Request
Gather every line in the records below that contains the word "ylabel".

[Figure record extracts]
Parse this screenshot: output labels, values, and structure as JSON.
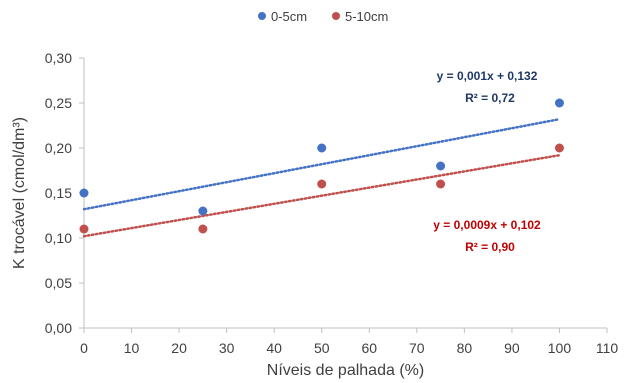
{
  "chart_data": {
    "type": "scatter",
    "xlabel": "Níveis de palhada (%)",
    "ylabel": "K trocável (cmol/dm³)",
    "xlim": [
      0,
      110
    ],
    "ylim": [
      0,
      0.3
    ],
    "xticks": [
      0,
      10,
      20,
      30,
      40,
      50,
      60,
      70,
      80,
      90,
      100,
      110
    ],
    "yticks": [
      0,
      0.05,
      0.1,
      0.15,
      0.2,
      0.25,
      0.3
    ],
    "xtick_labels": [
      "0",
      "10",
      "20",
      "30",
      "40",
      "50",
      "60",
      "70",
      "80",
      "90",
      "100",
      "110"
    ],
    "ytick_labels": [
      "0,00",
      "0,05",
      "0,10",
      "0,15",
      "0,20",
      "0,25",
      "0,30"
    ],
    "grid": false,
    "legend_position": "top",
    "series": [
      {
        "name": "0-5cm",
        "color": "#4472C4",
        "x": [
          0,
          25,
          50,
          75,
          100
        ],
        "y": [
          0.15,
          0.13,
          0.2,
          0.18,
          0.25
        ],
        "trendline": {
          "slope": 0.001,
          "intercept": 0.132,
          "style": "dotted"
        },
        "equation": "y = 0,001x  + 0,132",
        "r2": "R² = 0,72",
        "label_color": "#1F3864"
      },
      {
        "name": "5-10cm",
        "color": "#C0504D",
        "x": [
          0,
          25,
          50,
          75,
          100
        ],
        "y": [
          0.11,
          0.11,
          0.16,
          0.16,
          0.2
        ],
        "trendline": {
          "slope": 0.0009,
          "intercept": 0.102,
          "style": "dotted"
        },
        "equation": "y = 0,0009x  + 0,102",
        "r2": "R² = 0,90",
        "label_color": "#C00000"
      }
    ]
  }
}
* * *
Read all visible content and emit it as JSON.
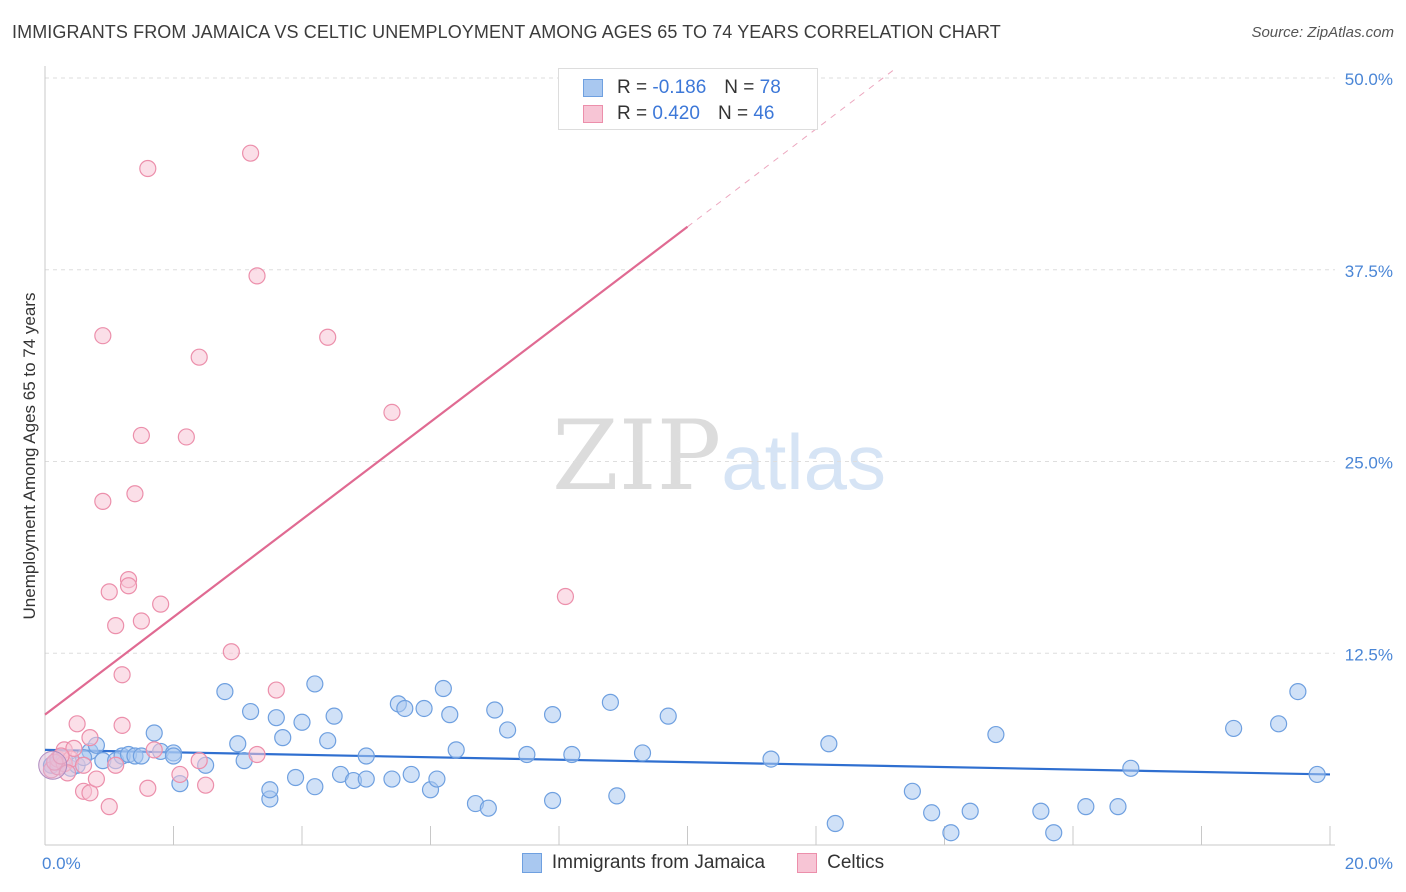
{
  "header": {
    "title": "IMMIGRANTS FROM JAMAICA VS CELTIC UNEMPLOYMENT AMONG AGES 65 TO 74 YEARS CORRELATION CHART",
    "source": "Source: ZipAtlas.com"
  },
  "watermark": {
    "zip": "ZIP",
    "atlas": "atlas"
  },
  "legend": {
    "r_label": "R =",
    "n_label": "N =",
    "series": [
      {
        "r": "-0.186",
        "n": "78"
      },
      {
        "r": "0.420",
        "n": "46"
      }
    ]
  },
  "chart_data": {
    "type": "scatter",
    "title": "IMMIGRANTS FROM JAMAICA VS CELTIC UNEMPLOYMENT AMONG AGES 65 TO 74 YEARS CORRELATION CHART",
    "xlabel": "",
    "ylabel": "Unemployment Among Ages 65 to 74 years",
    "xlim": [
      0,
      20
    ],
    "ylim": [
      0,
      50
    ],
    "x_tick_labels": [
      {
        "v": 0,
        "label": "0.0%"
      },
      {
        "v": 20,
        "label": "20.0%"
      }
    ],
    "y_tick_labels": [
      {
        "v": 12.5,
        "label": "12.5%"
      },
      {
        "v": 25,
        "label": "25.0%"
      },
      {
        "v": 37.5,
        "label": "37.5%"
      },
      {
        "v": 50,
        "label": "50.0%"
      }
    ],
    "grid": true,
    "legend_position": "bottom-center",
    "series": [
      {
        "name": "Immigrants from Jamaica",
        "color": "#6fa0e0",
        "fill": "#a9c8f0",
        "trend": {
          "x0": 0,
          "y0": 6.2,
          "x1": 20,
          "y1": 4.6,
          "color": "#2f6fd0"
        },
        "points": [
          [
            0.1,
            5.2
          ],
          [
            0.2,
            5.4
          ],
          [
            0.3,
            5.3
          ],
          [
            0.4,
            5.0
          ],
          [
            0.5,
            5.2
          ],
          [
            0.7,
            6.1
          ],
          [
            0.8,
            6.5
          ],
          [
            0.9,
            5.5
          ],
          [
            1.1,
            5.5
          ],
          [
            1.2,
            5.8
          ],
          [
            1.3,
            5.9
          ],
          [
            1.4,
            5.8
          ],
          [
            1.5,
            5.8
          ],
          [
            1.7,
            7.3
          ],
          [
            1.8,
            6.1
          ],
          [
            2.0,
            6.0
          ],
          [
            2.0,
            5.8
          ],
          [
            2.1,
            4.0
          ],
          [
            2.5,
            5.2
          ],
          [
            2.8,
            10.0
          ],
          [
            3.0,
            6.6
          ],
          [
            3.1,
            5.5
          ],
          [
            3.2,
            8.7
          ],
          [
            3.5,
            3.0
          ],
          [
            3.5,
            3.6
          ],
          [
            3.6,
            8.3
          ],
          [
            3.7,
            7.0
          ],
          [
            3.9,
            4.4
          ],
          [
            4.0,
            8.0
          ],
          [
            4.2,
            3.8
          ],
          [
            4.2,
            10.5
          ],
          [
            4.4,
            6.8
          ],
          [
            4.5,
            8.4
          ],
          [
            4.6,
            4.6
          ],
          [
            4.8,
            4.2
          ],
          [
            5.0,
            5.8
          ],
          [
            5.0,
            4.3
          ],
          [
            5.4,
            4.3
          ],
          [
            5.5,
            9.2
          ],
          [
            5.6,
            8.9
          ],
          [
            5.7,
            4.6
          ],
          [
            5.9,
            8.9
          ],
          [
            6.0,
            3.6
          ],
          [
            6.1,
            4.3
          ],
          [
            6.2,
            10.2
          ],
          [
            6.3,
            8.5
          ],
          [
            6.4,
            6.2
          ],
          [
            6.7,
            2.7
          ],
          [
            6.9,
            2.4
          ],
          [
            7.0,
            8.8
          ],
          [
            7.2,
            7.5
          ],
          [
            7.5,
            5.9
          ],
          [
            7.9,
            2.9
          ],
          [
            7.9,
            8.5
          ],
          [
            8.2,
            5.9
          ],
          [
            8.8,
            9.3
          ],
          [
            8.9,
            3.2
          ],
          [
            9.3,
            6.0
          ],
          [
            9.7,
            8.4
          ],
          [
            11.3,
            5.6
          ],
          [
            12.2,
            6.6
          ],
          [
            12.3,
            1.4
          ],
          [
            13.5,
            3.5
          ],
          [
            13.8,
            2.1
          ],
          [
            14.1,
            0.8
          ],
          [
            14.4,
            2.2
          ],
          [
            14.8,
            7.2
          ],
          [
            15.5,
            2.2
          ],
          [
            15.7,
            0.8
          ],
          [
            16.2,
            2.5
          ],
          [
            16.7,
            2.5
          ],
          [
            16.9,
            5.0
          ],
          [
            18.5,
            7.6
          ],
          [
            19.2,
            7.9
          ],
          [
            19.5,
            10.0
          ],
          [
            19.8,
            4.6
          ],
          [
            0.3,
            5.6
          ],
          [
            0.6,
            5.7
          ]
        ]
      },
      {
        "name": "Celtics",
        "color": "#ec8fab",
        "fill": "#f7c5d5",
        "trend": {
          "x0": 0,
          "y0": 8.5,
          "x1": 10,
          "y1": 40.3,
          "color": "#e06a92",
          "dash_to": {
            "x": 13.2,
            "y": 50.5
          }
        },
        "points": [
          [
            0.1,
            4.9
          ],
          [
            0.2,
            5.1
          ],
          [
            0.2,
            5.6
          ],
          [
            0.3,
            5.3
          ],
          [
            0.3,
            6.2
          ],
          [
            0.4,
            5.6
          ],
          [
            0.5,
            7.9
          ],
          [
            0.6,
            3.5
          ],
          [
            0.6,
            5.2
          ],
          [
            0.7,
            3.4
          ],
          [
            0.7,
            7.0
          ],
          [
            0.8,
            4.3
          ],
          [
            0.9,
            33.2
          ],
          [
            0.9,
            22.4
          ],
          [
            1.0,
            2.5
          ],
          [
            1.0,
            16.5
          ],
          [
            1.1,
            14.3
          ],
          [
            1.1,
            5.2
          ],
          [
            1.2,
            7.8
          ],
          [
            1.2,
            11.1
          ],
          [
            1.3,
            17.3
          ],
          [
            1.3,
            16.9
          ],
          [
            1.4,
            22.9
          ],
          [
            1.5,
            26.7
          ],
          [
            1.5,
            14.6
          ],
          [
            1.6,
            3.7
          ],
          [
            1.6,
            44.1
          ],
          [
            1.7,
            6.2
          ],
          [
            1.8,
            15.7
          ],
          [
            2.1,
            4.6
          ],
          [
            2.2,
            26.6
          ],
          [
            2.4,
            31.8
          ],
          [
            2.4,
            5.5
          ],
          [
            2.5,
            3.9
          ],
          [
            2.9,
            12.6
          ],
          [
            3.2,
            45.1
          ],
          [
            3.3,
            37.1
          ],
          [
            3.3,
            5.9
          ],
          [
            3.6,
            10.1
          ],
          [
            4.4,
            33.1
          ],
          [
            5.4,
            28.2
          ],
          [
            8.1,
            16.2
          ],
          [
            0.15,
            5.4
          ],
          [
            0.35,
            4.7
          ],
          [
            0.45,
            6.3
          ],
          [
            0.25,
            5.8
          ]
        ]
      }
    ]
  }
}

Written answer
    "ylabel": "K trocável (cmol/dm³)",
    "ylabel": "Unemployment Among Ages 65 to 74 years",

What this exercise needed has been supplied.